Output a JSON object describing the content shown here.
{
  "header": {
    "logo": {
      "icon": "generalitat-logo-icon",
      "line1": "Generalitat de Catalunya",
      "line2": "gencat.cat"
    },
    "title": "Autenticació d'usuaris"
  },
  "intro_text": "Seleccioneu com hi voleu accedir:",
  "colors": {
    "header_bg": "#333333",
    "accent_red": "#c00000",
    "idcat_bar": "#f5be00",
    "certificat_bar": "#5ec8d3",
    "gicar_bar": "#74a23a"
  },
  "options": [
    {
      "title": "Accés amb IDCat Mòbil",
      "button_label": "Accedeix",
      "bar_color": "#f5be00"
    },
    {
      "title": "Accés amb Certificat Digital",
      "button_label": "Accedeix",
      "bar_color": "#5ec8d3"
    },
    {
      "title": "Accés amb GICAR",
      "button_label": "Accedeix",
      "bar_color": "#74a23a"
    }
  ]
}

### What is expected
Determine how many lines include the word "title" and report that number by itself.

### Output for this exercise
4